= Written instruction =
From the entries below, copy every line where the string "カラバオカップ" appears.

= Data provided =
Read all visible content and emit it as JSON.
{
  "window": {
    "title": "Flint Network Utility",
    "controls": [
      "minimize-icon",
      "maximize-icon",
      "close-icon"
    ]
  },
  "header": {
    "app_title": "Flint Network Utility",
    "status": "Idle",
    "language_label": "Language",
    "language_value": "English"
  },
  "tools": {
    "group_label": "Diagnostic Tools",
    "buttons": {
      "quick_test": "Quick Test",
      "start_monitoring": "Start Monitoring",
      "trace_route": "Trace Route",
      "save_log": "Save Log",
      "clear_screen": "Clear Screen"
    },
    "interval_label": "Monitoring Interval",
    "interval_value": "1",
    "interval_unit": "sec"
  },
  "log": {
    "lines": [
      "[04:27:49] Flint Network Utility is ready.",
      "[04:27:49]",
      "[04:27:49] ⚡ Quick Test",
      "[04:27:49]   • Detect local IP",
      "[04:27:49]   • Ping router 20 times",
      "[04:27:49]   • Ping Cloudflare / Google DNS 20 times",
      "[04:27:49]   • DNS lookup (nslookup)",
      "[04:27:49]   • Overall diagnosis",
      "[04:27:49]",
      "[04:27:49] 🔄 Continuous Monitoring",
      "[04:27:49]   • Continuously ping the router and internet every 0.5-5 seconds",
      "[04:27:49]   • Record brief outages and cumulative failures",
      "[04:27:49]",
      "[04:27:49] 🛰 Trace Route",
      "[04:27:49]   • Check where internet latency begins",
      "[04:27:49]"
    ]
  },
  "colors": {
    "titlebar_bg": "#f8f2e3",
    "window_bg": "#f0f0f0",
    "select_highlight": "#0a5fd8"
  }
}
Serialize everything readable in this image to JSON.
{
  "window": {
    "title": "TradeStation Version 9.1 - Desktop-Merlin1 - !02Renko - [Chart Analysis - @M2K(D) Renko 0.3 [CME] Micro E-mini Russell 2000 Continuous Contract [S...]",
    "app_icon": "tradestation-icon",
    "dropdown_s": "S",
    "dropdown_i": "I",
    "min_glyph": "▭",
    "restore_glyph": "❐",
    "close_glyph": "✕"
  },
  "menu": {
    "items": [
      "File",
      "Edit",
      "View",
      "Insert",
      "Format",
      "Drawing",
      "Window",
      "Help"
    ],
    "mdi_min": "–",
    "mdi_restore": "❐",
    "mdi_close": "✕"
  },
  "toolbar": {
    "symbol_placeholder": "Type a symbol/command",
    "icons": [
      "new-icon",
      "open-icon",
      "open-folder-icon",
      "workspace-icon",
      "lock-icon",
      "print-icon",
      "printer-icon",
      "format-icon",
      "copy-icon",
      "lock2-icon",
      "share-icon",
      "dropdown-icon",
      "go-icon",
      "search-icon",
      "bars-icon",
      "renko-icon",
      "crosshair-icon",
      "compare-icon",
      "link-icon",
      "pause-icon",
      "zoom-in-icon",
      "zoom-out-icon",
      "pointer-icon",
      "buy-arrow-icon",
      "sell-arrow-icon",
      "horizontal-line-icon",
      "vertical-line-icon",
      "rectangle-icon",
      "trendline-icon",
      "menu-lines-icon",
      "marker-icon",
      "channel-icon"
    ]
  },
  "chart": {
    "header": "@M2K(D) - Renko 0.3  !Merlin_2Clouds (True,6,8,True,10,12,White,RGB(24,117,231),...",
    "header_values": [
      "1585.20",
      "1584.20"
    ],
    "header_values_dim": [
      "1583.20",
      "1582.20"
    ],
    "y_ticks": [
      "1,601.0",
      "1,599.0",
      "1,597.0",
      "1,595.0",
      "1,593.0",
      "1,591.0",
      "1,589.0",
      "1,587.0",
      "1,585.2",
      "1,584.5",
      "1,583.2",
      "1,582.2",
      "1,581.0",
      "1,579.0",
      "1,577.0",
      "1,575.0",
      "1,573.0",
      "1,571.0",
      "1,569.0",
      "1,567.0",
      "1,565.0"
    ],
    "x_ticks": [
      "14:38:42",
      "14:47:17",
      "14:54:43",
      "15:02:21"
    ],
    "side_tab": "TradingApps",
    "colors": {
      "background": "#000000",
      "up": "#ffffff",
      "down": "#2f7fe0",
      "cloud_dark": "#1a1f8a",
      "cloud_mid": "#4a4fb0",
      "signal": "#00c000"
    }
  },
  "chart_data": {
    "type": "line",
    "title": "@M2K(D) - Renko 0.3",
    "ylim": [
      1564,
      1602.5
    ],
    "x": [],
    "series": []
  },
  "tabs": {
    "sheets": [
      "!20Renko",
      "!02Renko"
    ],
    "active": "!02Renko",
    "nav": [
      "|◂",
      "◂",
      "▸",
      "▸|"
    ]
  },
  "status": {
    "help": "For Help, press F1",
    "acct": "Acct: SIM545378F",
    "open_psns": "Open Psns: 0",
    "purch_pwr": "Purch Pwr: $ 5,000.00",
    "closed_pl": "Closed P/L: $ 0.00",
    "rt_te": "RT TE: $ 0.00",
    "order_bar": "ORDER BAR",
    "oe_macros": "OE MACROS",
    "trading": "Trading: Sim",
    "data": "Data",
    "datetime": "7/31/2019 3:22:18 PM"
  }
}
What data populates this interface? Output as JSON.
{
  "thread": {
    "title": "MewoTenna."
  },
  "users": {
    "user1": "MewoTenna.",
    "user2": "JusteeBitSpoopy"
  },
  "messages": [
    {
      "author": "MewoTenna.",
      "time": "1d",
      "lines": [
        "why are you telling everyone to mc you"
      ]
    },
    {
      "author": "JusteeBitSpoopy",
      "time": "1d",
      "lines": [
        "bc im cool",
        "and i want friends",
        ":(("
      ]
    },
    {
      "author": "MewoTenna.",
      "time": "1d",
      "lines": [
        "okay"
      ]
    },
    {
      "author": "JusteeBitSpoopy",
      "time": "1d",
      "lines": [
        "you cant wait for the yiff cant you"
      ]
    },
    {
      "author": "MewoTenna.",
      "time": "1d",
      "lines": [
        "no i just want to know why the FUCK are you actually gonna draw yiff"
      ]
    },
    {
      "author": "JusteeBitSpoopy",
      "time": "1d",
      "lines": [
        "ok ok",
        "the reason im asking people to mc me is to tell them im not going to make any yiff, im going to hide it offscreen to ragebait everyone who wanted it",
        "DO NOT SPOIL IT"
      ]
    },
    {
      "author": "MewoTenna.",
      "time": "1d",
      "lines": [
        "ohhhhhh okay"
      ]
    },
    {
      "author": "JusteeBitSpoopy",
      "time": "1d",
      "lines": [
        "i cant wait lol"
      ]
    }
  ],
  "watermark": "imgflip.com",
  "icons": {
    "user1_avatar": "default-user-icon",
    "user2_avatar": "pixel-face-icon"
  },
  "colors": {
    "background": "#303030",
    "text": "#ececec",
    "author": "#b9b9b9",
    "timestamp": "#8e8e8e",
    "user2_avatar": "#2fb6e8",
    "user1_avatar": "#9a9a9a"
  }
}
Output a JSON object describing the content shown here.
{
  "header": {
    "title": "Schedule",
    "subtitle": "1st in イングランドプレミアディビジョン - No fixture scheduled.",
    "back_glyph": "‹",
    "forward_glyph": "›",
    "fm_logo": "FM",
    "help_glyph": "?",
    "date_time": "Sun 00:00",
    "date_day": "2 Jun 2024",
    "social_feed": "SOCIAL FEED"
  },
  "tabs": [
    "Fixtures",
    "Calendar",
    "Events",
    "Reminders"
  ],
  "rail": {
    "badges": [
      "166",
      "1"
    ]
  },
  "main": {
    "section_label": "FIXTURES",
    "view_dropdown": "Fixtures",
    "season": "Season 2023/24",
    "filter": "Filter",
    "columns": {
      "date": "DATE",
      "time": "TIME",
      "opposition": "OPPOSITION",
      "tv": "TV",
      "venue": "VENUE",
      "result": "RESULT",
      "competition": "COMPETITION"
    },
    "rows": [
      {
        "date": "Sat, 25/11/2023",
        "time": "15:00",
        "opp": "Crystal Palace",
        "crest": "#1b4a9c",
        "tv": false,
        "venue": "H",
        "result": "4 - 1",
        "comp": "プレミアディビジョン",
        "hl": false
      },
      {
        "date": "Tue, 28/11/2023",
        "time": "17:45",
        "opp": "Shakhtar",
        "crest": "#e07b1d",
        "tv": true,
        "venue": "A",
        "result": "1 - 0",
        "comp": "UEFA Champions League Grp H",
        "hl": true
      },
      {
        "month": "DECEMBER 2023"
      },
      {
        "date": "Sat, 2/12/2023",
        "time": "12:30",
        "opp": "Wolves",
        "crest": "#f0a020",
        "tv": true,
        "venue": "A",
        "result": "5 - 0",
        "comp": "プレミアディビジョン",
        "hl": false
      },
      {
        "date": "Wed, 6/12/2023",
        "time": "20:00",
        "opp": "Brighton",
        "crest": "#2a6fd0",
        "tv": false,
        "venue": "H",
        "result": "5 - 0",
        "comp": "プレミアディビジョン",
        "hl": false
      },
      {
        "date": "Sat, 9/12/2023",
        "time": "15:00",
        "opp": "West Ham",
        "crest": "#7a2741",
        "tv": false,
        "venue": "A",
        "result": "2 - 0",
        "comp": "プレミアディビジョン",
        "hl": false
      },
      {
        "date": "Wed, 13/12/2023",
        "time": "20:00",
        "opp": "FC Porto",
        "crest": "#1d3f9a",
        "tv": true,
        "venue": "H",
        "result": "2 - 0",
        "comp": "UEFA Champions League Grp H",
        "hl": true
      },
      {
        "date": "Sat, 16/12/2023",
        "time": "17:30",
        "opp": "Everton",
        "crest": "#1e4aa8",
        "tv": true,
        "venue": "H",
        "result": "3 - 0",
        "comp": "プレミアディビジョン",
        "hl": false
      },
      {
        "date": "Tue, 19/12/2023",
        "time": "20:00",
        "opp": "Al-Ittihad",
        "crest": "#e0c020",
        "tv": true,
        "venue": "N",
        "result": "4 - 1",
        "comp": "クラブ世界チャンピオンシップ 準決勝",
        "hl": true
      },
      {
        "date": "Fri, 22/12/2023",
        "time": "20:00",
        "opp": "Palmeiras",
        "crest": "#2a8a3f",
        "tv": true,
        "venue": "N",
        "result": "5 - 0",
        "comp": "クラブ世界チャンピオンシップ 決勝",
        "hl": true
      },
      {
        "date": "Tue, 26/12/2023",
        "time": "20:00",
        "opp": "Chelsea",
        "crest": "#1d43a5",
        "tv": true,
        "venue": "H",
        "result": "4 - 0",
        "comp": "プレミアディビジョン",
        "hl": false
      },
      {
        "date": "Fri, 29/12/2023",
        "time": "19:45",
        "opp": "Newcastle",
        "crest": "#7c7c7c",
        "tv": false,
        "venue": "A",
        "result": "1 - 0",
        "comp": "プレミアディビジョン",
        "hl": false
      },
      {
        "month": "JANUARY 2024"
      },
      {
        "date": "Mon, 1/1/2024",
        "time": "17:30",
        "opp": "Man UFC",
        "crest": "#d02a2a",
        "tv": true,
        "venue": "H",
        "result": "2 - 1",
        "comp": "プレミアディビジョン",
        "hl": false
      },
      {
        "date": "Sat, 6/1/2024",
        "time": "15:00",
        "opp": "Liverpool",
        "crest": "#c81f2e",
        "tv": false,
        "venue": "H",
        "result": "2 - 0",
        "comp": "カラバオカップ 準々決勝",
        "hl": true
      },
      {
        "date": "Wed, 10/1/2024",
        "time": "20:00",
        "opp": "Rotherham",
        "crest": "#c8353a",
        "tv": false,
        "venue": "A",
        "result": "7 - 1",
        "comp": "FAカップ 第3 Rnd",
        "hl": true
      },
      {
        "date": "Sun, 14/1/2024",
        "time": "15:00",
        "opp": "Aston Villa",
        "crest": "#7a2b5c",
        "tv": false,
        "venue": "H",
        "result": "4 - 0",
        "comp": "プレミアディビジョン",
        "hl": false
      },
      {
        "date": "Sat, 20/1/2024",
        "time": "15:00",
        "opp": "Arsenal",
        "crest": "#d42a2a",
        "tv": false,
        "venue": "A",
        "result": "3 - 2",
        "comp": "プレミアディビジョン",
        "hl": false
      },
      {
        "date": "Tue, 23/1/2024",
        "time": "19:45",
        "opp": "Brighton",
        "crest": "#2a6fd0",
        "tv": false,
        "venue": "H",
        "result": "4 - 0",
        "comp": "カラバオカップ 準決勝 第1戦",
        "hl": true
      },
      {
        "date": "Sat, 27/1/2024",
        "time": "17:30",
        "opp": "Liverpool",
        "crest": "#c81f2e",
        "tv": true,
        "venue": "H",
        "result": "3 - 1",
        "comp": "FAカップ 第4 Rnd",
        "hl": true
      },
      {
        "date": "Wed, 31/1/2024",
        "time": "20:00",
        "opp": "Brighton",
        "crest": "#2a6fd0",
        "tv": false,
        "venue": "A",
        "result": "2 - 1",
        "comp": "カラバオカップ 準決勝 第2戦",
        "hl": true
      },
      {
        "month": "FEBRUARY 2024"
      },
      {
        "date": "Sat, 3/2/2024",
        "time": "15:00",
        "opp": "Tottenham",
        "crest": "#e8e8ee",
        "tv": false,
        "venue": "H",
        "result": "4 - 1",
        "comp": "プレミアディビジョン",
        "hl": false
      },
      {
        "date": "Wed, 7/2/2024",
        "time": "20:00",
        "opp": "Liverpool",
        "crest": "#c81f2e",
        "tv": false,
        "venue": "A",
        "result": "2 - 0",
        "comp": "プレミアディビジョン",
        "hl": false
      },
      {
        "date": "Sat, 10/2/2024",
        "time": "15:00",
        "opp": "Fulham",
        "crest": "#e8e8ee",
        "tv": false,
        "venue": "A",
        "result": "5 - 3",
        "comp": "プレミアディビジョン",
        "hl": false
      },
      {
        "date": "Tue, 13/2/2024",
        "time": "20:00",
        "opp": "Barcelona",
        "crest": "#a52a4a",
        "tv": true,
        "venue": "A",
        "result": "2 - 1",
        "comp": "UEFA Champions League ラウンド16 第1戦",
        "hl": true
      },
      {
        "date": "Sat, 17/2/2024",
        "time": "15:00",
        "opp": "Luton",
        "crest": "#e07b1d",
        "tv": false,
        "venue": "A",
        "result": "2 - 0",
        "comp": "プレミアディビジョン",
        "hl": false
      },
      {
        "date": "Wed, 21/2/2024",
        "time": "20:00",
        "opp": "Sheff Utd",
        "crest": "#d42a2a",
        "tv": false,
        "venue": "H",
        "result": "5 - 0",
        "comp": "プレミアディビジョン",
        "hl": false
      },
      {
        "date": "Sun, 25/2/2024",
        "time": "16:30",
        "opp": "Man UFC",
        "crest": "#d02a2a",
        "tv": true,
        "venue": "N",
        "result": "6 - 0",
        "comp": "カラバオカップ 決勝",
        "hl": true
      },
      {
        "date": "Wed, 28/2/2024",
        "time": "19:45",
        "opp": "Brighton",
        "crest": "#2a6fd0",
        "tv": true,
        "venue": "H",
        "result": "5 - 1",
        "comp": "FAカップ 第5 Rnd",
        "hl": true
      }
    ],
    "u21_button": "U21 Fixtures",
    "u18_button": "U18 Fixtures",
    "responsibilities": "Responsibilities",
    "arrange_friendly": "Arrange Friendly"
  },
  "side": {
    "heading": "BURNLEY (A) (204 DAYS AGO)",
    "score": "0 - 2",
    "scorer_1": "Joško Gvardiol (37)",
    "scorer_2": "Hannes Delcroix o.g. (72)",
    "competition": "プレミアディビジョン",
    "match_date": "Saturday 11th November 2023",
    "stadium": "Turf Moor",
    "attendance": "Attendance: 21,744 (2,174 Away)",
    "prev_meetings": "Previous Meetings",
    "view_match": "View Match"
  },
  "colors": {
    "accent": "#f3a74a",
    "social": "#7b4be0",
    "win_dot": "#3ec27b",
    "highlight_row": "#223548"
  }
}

= Written answer =
        "comp": "カラバオカップ 準々決勝",
        "comp": "カラバオカップ 準決勝 第1戦",
        "comp": "カラバオカップ 準決勝 第2戦",
        "comp": "カラバオカップ 決勝",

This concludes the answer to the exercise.